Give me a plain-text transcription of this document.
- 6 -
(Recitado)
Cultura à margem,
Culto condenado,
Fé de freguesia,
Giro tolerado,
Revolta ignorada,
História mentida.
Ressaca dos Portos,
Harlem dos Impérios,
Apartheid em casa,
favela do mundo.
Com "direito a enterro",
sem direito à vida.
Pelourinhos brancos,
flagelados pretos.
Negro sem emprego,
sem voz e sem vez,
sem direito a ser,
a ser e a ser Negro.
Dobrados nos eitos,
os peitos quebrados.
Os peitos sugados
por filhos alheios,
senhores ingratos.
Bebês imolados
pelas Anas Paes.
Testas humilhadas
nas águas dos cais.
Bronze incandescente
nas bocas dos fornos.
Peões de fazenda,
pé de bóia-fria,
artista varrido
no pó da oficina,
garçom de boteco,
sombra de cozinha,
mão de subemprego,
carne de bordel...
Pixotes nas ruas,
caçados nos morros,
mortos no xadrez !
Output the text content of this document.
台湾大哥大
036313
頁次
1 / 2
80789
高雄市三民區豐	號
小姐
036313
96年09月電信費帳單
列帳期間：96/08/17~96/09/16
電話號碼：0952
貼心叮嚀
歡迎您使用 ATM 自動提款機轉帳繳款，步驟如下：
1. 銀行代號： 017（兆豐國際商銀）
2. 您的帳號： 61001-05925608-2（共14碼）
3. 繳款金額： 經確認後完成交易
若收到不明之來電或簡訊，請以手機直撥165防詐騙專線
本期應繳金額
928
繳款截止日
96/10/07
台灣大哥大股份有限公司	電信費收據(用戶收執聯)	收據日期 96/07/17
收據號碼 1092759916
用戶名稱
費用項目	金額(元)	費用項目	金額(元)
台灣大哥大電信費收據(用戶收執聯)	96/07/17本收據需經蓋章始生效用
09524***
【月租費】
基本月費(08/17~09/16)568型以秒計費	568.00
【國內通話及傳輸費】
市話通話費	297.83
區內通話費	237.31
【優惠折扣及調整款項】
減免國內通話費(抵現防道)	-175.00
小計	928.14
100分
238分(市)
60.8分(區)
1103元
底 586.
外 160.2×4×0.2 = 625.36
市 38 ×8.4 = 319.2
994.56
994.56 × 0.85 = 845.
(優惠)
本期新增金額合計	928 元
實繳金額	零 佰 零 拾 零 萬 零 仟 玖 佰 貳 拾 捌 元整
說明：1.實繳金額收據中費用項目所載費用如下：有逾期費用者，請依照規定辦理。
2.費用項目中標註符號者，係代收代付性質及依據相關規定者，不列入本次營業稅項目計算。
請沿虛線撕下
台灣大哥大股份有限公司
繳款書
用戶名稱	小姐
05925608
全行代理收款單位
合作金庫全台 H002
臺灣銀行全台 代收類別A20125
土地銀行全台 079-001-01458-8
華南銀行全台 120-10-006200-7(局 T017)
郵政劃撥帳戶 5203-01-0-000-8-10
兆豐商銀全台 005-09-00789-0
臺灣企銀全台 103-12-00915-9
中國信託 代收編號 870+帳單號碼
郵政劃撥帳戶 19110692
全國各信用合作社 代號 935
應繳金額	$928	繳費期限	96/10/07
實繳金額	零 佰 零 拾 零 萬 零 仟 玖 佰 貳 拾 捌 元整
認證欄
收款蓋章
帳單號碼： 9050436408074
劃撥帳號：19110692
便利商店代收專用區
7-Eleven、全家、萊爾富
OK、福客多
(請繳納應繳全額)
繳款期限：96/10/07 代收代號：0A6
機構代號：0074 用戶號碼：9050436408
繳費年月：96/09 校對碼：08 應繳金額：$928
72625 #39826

» **Exercise description**:
Go through the listing above and list every line that has the word "this".

» **Answer below**:
Give me a plain-text transcription of this document.
Output the text content of this document.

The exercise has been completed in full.